→ Work request
In the passage on splicing factors in sarcoma, why is it imperative to uncover the regulatory network between AS events and SFs? Answer in one to three sentences.

→ Extract

--------------------------------------------------

As requisite regulatory molecules, SFs assist the spliceosome to successfully recognize and bind to specific pre-mRNA sequences, which subsequently promotes the generation of mature mRNA (61). Hence, it is imperative to uncover the regulatory network between AS events and SFs. In our research, after screening the most significant prognosis-related SFs and AS events, we constructed an SF-AS regulatory network. Interestingly, there was a general trend that most SFs were positively correlated with adverse AS events while negatively correlated with favorable AS events. Also, as observed in the intricate network, limited SFs dominated AS in a synergistic or antagonistic manner to engender an enormous amount of AS events. SFs comprise the serine/arginine-rich proteins (SR proteins) and the heterogeneous nuclear ribonucleoprotein (hnRNP) families. Physiologically, these two families perform opposite functions in splicing and bind to enhancer sites and silencer sites, respectively. It has been widely reported that dysregulated expression levels of SFs with or without mutations can affect cancer pathogenesis (13). However, the potential molecular interaction and detailed regulatory network of SFs during the AS process remain unclear, and more attention should be paid to future experimental verification.

SARCs are groups of histologically heterogeneous tumors that have historically complicated driver gene discovery. With a better understanding of the molecular mechanism of SARC, an increasing number of essential driver genes have been identified, including TP53, PIK3CA, SETD2, AKT1, FBXW7, FGFR1, FOXA2 and PDK1 (62-65). Subsequent signal pathway changes induced by mutations in such genes lead to accelerated cancer development and progression. Also, SF genes are significantly differentially expressed between cancer and corresponding normal samples and have reduced interindividual expression variation in cancer (66).

However, few studies have been conducted on the association between driver genes and AS events. Potential driver genes were screened by a bioinformatic tool in the present study, and we confirmed that mutations in TP53, RB1, and ATRX occurred in most of the SARC cohort from TCGA. Concordantly, these three driver genes were also included in fourteen genes obtained by the exome sequencing analysis of osteosarcoma (67) and are highly recurrently mutated across sarcoma types (18). Through the correlation analyses between the expression of driver genes and top survival-related AS events, RB1 was found to have a high correlation coefficient and a significant correlation simultaneously. Our study findings built a bridge between driver genes and AS events in SARC, and the mutually concrete regulatory mechanisms still need to be further expounded.

However, several limitations should be considered. First, the number of patients included in the SARC cohort was small. Second, the prognostic predictors proposed here have not been reproducibly verified due to the lack of another independent cohort of SARC patients. Third, further experimental validation should be performed in the future.

--------------------------------------------------

Collection entries
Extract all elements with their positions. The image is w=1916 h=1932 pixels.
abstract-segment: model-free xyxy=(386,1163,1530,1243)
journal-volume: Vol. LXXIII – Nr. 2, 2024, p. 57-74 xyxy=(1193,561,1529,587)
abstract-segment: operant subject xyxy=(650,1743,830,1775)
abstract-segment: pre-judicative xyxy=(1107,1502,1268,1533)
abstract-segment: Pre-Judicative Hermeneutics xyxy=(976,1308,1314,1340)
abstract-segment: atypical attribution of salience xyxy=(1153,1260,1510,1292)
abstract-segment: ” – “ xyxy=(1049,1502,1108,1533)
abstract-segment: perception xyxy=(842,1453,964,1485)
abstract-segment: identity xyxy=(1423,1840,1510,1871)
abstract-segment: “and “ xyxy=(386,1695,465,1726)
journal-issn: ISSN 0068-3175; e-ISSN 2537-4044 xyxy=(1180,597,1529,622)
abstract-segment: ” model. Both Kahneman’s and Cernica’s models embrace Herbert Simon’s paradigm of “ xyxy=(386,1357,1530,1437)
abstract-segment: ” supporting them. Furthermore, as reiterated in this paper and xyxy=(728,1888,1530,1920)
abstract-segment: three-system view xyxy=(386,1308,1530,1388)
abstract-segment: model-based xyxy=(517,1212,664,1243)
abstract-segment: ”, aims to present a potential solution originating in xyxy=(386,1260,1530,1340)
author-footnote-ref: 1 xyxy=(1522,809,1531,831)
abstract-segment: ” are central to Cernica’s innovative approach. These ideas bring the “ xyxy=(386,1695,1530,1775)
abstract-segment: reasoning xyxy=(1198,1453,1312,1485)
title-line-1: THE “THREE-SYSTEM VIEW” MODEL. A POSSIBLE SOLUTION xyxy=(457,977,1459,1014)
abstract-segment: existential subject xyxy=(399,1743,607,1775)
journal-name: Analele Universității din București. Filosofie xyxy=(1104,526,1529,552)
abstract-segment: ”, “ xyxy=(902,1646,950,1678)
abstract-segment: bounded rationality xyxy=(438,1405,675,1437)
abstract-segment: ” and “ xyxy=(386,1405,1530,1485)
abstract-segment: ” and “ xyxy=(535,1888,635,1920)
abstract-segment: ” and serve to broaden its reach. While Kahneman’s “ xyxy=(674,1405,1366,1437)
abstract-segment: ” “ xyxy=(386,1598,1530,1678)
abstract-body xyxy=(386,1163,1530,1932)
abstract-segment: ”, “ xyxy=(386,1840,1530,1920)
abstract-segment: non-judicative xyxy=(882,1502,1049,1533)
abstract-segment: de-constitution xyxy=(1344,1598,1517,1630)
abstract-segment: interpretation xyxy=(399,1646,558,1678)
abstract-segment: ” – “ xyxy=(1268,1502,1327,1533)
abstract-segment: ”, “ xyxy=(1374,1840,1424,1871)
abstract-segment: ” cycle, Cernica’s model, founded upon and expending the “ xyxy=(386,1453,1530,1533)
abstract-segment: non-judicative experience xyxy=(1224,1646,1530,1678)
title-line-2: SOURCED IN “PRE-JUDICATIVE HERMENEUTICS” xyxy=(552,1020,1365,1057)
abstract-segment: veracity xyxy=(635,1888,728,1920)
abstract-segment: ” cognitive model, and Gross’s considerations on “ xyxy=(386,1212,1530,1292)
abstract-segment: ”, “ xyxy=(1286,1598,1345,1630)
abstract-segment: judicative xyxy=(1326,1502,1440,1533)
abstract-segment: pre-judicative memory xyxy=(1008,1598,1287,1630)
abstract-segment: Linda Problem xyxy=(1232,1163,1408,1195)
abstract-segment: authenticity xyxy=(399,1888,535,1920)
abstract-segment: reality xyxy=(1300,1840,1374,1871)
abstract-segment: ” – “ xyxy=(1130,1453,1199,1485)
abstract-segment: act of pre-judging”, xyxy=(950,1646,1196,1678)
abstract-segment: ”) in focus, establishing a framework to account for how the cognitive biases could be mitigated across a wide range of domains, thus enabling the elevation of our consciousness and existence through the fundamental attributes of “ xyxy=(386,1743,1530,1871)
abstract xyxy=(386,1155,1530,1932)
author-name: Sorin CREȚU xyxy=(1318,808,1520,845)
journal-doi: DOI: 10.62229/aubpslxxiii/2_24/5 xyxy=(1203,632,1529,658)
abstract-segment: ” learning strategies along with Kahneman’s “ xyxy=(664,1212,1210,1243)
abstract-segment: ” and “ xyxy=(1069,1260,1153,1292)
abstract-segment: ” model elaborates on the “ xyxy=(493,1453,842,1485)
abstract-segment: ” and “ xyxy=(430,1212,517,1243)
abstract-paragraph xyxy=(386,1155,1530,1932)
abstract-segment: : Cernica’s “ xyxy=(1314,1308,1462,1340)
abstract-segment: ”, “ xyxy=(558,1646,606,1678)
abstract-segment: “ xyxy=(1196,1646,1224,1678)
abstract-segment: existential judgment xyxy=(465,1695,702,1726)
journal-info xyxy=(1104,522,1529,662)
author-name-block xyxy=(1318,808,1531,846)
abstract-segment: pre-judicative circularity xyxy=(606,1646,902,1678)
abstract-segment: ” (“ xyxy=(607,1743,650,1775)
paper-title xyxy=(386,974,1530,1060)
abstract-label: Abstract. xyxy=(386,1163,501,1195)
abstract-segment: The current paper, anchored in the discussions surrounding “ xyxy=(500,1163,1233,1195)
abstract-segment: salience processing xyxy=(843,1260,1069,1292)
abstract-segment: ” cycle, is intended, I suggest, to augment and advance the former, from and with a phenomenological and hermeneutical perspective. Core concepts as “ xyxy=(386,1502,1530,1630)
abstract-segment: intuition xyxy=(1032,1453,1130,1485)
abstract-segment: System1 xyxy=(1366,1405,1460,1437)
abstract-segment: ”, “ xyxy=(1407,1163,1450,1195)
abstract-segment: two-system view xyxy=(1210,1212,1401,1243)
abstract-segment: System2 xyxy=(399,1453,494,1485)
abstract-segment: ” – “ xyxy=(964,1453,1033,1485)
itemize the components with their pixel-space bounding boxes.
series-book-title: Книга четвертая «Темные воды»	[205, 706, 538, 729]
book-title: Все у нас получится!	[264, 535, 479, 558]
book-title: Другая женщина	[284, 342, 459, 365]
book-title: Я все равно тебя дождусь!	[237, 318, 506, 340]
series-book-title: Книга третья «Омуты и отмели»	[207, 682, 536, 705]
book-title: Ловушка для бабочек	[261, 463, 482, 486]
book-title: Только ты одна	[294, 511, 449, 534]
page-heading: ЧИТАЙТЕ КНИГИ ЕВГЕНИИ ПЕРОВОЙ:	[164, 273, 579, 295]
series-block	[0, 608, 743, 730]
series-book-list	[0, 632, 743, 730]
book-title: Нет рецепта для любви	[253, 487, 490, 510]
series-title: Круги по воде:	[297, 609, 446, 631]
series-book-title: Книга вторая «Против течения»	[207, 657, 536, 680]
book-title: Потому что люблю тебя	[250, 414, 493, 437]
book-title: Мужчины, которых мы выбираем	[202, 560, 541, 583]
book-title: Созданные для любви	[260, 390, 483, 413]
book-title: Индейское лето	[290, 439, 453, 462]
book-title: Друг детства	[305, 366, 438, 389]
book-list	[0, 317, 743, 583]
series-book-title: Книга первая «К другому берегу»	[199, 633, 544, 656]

--------------------------------------------------

→ Finished exercise
SFs are requisite regulatory molecules that help the spliceosome successfully recognize and bind to specific pre-mRNA sequences. This in turn promotes the generation of mature mRNA.